## [The exercise]
Copy out everything in the records below from the line containing "table-cell: Levanger <box>1093 294" down to the line containing "table-cell: Levanger <box>1093 898", including both of those lines.

## [Provided data]
(begin)
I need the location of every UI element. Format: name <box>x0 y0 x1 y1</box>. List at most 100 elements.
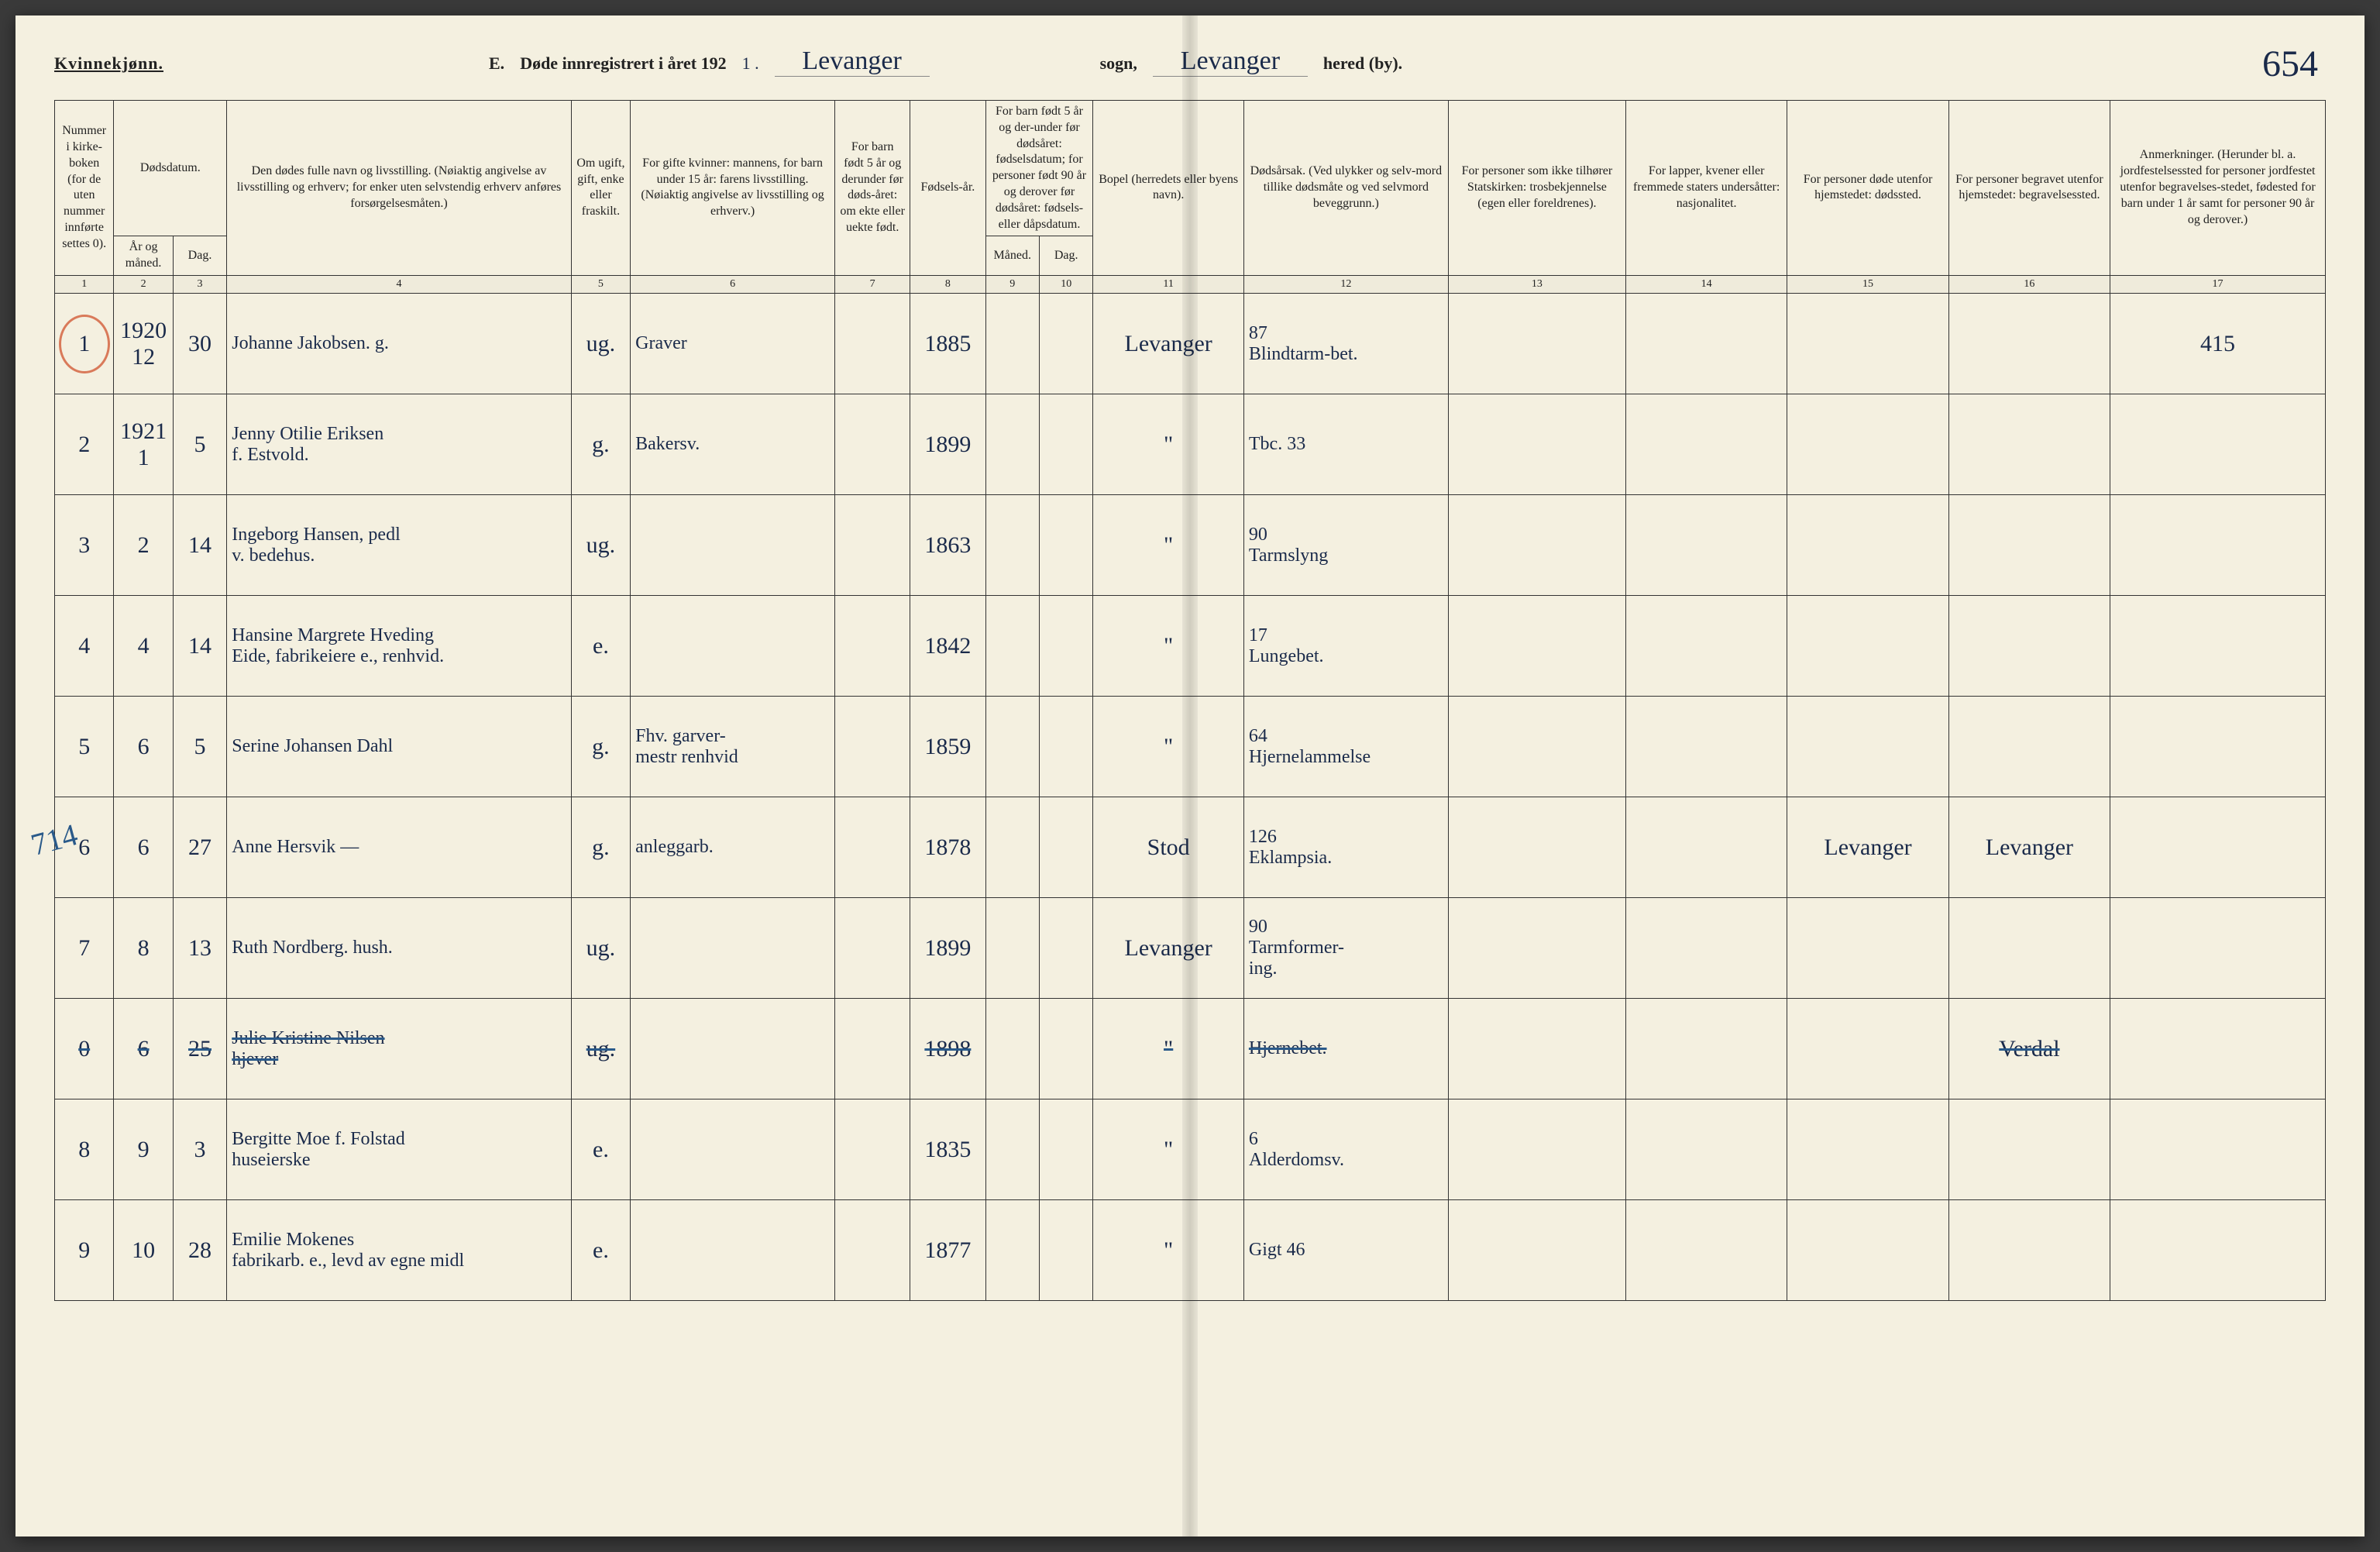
table-cell: Levanger <box>1093 294 1243 394</box>
col-subheader: Dag. <box>173 236 226 276</box>
col-subheader: År og måned. <box>114 236 173 276</box>
col-header: Om ugift, gift, enke eller fraskilt. <box>571 101 630 276</box>
table-cell <box>2110 898 2326 999</box>
by-label: hered (by). <box>1323 53 1402 74</box>
section-label: E. <box>489 53 504 74</box>
table-cell <box>2110 1200 2326 1301</box>
table-cell: e. <box>571 1099 630 1200</box>
table-cell <box>1039 697 1092 797</box>
table-cell: Emilie Mokenes fabrikarb. e., levd av eg… <box>227 1200 572 1301</box>
table-cell: 1898 <box>910 999 985 1099</box>
table-row: 0625Julie Kristine Nilsen hjeverug.1898"… <box>55 999 2326 1099</box>
table-cell: Johanne Jakobsen. g. <box>227 294 572 394</box>
title-text: Døde innregistrert i året 192 <box>520 53 726 74</box>
table-cell <box>1626 898 1787 999</box>
col-header: Dødsdatum. <box>114 101 227 236</box>
table-cell: 5 <box>173 394 226 495</box>
table-row: 893Bergitte Moe f. Folstad huseierskee.1… <box>55 1099 2326 1200</box>
table-cell: 2 <box>55 394 114 495</box>
table-cell: 0 <box>55 999 114 1099</box>
table-cell <box>1787 294 1948 394</box>
table-cell: " <box>1093 1200 1243 1301</box>
table-cell: Graver <box>631 294 835 394</box>
table-cell: " <box>1093 394 1243 495</box>
header: Kvinnekjønn. E. Døde innregistrert i åre… <box>54 46 2326 77</box>
table-cell: 1859 <box>910 697 985 797</box>
table-cell: g. <box>571 394 630 495</box>
table-cell: Julie Kristine Nilsen hjever <box>227 999 572 1099</box>
table-cell <box>1448 697 1625 797</box>
table-cell: Levanger <box>1093 898 1243 999</box>
table-cell <box>2110 697 2326 797</box>
table-cell: 8 <box>114 898 173 999</box>
table-cell <box>985 1099 1039 1200</box>
table-cell: 6 <box>114 999 173 1099</box>
table-cell <box>2110 999 2326 1099</box>
table-cell: Gigt 46 <box>1243 1200 1448 1301</box>
table-header: Nummer i kirke-boken (for de uten nummer… <box>55 101 2326 294</box>
col-header: For personer begravet utenfor hjemstedet… <box>1948 101 2110 276</box>
table-cell: 1 <box>55 294 114 394</box>
table-cell: ug. <box>571 999 630 1099</box>
table-cell: 3 <box>173 1099 226 1200</box>
table-cell <box>1948 596 2110 697</box>
column-number: 10 <box>1039 275 1092 293</box>
table-cell: ug. <box>571 495 630 596</box>
table-cell: 87 Blindtarm-bet. <box>1243 294 1448 394</box>
table-cell <box>835 697 910 797</box>
table-cell <box>1626 797 1787 898</box>
table-cell: 1842 <box>910 596 985 697</box>
table-cell: 3 <box>55 495 114 596</box>
table-row: 7813Ruth Nordberg. hush.ug.1899Levanger9… <box>55 898 2326 999</box>
column-number-row: 1234567891011121314151617 <box>55 275 2326 293</box>
table-cell: " <box>1093 999 1243 1099</box>
table-cell <box>1039 294 1092 394</box>
table-cell <box>2110 1099 2326 1200</box>
table-cell <box>631 1200 835 1301</box>
table-cell <box>835 596 910 697</box>
table-cell <box>1448 596 1625 697</box>
table-cell <box>1948 898 2110 999</box>
table-cell <box>1039 1200 1092 1301</box>
column-number: 8 <box>910 275 985 293</box>
table-cell: 4 <box>55 596 114 697</box>
col-header: For personer døde utenfor hjemstedet: dø… <box>1787 101 1948 276</box>
table-cell <box>1626 294 1787 394</box>
table-cell <box>1039 495 1092 596</box>
column-number: 6 <box>631 275 835 293</box>
table-cell <box>985 495 1039 596</box>
table-cell: Jenny Otilie Eriksen f. Estvold. <box>227 394 572 495</box>
table-cell <box>985 394 1039 495</box>
col-header: For gifte kvinner: mannens, for barn und… <box>631 101 835 276</box>
table-cell: 2 <box>114 495 173 596</box>
table-cell <box>1448 495 1625 596</box>
table-row: 11920 1230Johanne Jakobsen. g.ug.Graver1… <box>55 294 2326 394</box>
table-cell <box>1626 999 1787 1099</box>
table-cell: 1885 <box>910 294 985 394</box>
table-cell: 415 <box>2110 294 2326 394</box>
table-cell: Stod <box>1093 797 1243 898</box>
table-cell: ug. <box>571 898 630 999</box>
table-cell <box>1039 898 1092 999</box>
table-row: 565Serine Johansen Dahlg.Fhv. garver- me… <box>55 697 2326 797</box>
table-cell: 1899 <box>910 898 985 999</box>
district-name: Levanger <box>1153 46 1308 77</box>
table-cell <box>2110 495 2326 596</box>
table-cell: 9 <box>55 1200 114 1301</box>
table-cell: 8 <box>55 1099 114 1200</box>
table-cell: 5 <box>173 697 226 797</box>
column-number: 14 <box>1626 275 1787 293</box>
table-cell <box>1948 1099 2110 1200</box>
parish-name: Levanger <box>775 46 930 77</box>
table-cell: 90 Tarmslyng <box>1243 495 1448 596</box>
column-number: 1 <box>55 275 114 293</box>
table-cell: Bergitte Moe f. Folstad huseierske <box>227 1099 572 1200</box>
table-body: 11920 1230Johanne Jakobsen. g.ug.Graver1… <box>55 294 2326 1301</box>
table-cell: Anne Hersvik — <box>227 797 572 898</box>
table-cell: 6 Alderdomsv. <box>1243 1099 1448 1200</box>
table-cell <box>631 596 835 697</box>
table-cell: 64 Hjernelammelse <box>1243 697 1448 797</box>
col-header: For personer som ikke tilhører Statskirk… <box>1448 101 1625 276</box>
table-cell: 14 <box>173 596 226 697</box>
table-cell: e. <box>571 1200 630 1301</box>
(end)
## [Exercise response]
table-cell: Levanger <box>1093 294 1243 394</box>
col-subheader: Dag. <box>173 236 226 276</box>
col-subheader: År og måned. <box>114 236 173 276</box>
col-header: Om ugift, gift, enke eller fraskilt. <box>571 101 630 276</box>
table-cell <box>2110 898 2326 999</box>
by-label: hered (by). <box>1323 53 1402 74</box>
section-label: E. <box>489 53 504 74</box>
table-cell <box>2110 1200 2326 1301</box>
table-cell: e. <box>571 1099 630 1200</box>
table-cell <box>1039 697 1092 797</box>
table-cell: Emilie Mokenes fabrikarb. e., levd av eg… <box>227 1200 572 1301</box>
table-cell: 1898 <box>910 999 985 1099</box>
table-row: 0625Julie Kristine Nilsen hjeverug.1898"… <box>55 999 2326 1099</box>
table-cell: Johanne Jakobsen. g. <box>227 294 572 394</box>
title-text: Døde innregistrert i året 192 <box>520 53 726 74</box>
table-cell <box>1626 898 1787 999</box>
col-header: Dødsdatum. <box>114 101 227 236</box>
table-cell: 5 <box>173 394 226 495</box>
table-row: 893Bergitte Moe f. Folstad huseierskee.1… <box>55 1099 2326 1200</box>
table-cell: 2 <box>55 394 114 495</box>
table-cell: 0 <box>55 999 114 1099</box>
table-cell <box>1787 294 1948 394</box>
table-cell: " <box>1093 1200 1243 1301</box>
table-cell: Graver <box>631 294 835 394</box>
table-cell: " <box>1093 394 1243 495</box>
header: Kvinnekjønn. E. Døde innregistrert i åre… <box>54 46 2326 77</box>
table-cell: 1859 <box>910 697 985 797</box>
table-cell: g. <box>571 394 630 495</box>
table-cell: Julie Kristine Nilsen hjever <box>227 999 572 1099</box>
table-cell <box>1448 697 1625 797</box>
table-cell: Levanger <box>1093 898 1243 999</box>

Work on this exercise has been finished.